DATA TO PROCESS:
** begin **

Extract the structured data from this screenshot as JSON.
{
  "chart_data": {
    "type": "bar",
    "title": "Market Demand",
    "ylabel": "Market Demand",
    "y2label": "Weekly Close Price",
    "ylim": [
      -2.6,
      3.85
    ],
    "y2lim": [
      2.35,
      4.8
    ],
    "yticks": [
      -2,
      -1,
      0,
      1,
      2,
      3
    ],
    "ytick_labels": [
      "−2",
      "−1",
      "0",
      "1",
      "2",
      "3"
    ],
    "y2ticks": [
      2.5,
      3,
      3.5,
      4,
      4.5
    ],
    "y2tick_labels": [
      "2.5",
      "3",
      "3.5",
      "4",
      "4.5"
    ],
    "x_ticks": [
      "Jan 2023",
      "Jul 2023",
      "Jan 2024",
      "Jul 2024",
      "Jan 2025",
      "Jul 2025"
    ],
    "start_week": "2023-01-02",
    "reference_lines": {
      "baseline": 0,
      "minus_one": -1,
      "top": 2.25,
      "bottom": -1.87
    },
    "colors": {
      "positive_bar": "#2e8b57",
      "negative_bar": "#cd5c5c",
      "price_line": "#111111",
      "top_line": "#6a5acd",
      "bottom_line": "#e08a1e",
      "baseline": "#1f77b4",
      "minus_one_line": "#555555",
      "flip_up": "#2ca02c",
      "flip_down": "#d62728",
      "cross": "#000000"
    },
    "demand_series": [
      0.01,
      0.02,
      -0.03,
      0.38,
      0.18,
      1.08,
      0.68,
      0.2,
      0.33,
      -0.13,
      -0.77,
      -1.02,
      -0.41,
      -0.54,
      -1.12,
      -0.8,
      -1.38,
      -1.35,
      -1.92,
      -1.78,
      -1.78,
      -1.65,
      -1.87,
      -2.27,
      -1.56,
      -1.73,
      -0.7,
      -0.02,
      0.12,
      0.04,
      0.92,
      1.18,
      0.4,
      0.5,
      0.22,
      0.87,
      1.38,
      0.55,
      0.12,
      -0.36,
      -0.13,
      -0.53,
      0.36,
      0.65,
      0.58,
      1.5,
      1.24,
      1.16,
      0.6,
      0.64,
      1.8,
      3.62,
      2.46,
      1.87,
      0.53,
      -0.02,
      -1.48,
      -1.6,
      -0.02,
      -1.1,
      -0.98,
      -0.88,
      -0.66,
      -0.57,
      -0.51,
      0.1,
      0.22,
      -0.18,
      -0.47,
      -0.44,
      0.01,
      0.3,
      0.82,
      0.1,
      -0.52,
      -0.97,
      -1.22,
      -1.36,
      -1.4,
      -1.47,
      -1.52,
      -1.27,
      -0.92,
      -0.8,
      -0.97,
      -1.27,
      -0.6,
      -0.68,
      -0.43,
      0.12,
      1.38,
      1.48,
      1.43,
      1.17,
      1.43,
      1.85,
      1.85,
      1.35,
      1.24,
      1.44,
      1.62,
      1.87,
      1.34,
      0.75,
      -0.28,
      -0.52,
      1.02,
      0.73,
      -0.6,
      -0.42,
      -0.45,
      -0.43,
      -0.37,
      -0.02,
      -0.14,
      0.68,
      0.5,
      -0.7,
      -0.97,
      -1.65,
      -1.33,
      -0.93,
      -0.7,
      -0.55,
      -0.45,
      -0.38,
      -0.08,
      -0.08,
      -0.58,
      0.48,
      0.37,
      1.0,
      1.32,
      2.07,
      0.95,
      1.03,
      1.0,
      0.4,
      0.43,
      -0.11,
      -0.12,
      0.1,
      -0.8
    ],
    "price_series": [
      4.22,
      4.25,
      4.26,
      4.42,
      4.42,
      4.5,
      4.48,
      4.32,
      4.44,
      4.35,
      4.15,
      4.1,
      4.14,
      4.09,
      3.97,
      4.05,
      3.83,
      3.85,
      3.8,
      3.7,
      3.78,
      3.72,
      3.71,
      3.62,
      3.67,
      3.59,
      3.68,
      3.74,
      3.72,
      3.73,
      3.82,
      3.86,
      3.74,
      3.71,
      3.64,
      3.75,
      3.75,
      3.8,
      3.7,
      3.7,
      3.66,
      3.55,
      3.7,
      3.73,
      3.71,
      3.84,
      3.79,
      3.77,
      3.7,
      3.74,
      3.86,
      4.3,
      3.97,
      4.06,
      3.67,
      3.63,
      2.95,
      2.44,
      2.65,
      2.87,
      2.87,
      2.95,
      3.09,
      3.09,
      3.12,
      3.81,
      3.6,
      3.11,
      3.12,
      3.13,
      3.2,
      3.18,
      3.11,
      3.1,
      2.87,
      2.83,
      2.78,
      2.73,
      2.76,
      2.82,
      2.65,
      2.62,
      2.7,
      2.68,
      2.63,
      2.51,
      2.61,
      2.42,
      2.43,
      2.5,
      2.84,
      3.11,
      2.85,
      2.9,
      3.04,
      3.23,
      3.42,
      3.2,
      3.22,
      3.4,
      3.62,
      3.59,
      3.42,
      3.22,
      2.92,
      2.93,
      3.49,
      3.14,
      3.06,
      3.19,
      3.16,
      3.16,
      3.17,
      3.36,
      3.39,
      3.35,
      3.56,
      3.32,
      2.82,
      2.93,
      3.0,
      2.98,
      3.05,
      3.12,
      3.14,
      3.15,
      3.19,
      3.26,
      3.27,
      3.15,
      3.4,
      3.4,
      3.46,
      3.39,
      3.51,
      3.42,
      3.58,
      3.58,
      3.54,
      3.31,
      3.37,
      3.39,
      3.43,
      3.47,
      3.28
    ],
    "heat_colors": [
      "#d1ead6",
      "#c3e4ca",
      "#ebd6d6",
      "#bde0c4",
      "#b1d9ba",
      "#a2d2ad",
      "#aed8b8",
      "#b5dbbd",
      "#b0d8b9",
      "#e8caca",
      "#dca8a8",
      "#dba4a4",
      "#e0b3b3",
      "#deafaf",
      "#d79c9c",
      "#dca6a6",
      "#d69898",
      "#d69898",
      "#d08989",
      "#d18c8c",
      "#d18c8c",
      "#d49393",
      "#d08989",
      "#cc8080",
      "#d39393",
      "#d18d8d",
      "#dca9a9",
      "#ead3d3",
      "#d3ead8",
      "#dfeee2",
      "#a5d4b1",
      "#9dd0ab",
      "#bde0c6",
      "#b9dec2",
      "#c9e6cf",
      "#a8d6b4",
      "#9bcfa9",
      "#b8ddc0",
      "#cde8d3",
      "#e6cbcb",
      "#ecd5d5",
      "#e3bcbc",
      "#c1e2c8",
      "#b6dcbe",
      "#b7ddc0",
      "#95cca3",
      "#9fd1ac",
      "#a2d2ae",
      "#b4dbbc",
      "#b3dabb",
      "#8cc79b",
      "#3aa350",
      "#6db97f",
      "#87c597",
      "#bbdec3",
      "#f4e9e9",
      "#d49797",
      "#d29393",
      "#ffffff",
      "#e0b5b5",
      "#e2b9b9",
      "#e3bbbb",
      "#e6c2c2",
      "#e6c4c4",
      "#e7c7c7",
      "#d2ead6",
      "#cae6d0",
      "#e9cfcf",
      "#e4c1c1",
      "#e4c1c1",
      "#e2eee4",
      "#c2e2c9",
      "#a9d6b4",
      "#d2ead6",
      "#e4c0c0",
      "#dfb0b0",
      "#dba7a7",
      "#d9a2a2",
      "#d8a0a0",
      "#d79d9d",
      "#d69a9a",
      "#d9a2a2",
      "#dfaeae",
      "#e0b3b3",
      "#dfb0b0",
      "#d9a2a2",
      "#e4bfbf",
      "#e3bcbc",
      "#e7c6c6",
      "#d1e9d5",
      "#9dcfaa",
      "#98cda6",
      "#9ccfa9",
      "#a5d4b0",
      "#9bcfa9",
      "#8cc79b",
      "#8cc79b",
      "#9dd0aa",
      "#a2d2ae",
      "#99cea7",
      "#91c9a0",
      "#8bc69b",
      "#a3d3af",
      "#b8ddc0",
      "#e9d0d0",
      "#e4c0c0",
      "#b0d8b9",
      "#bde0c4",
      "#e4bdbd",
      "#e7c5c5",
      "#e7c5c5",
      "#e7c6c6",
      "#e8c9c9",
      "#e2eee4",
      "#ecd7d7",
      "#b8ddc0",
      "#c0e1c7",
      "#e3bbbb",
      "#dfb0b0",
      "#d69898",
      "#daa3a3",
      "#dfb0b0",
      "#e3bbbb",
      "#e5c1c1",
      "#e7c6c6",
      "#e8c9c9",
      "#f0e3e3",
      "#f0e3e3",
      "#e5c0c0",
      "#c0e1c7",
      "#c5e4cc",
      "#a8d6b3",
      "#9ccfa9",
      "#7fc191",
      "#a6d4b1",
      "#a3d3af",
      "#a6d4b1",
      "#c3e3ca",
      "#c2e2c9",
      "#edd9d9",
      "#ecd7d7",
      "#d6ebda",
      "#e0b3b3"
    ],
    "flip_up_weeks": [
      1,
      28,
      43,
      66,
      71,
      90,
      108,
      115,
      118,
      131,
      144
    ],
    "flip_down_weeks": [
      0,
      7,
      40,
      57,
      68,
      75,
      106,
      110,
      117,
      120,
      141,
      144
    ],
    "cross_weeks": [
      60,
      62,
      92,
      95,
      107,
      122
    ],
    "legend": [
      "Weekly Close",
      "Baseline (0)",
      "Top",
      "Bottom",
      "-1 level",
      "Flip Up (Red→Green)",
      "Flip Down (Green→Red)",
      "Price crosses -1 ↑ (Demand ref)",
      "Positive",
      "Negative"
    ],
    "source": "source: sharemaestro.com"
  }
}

** end **

TASK DETAILS: In the entries above, identify each line that includes the string "Close", then copy it.

CORRECT RESPONSE:
    "y2label": "Weekly Close Price",
      "Weekly Close",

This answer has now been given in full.